Exercise brief =
Copy each record exactly as it reads, leaving out any pictures it holds.

[Dataset items]
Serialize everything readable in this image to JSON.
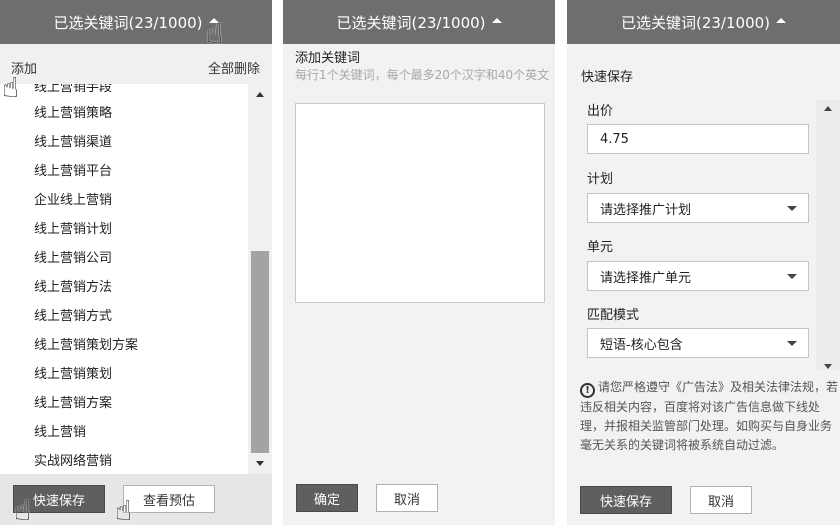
{
  "header": {
    "title": "已选关键词(23/1000)"
  },
  "panel_list": {
    "add_label": "添加",
    "delete_all_label": "全部删除",
    "partial_keyword": "线上营销手段",
    "keywords": [
      "线上营销策略",
      "线上营销渠道",
      "线上营销平台",
      "企业线上营销",
      "线上营销计划",
      "线上营销公司",
      "线上营销方法",
      "线上营销方式",
      "线上营销策划方案",
      "线上营销策划",
      "线上营销方案",
      "线上营销",
      "实战网络营销"
    ],
    "quick_save_label": "快速保存",
    "preview_label": "查看预估"
  },
  "panel_add": {
    "field_label": "添加关键词",
    "placeholder_hint": "每行1个关键词，每个最多20个汉字和40个英文",
    "textarea_value": "",
    "confirm_label": "确定",
    "cancel_label": "取消"
  },
  "panel_save": {
    "section_title": "快速保存",
    "bid_label": "出价",
    "bid_value": "4.75",
    "plan_label": "计划",
    "plan_value": "请选择推广计划",
    "unit_label": "单元",
    "unit_value": "请选择推广单元",
    "match_label": "匹配模式",
    "match_value": "短语-核心包含",
    "notice_icon": "exclamation-circle-icon",
    "notice_text": "请您严格遵守《广告法》及相关法律法规，若违反相关内容，百度将对该广告信息做下线处理，并报相关监管部门处理。如购买与自身业务毫无关系的关键词将被系统自动过滤。",
    "quick_save_label": "快速保存",
    "cancel_label": "取消"
  },
  "icons": [
    "caret-up-icon",
    "hand-cursor-icon",
    "scroll-up-icon",
    "scroll-down-icon",
    "dropdown-arrow-icon"
  ]
}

Answer to the problem =
Serialize everything readable in this image to JSON.
{
  "header": {
    "title": "已选关键词(23/1000)"
  },
  "panel_list": {
    "add_label": "添加",
    "delete_all_label": "全部删除",
    "partial_keyword": "线上营销手段",
    "keywords": [
      "线上营销策略",
      "线上营销渠道",
      "线上营销平台",
      "企业线上营销",
      "线上营销计划",
      "线上营销公司",
      "线上营销方法",
      "线上营销方式",
      "线上营销策划方案",
      "线上营销策划",
      "线上营销方案",
      "线上营销",
      "实战网络营销"
    ],
    "quick_save_label": "快速保存",
    "preview_label": "查看预估"
  },
  "panel_add": {
    "field_label": "添加关键词",
    "placeholder_hint": "每行1个关键词，每个最多20个汉字和40个英文",
    "textarea_value": "",
    "confirm_label": "确定",
    "cancel_label": "取消"
  },
  "panel_save": {
    "section_title": "快速保存",
    "bid_label": "出价",
    "bid_value": "4.75",
    "plan_label": "计划",
    "plan_value": "请选择推广计划",
    "unit_label": "单元",
    "unit_value": "请选择推广单元",
    "match_label": "匹配模式",
    "match_value": "短语-核心包含",
    "notice_icon": "exclamation-circle-icon",
    "notice_text": "请您严格遵守《广告法》及相关法律法规，若违反相关内容，百度将对该广告信息做下线处理，并报相关监管部门处理。如购买与自身业务毫无关系的关键词将被系统自动过滤。",
    "quick_save_label": "快速保存",
    "cancel_label": "取消"
  },
  "icons": [
    "caret-up-icon",
    "hand-cursor-icon",
    "scroll-up-icon",
    "scroll-down-icon",
    "dropdown-arrow-icon"
  ]
}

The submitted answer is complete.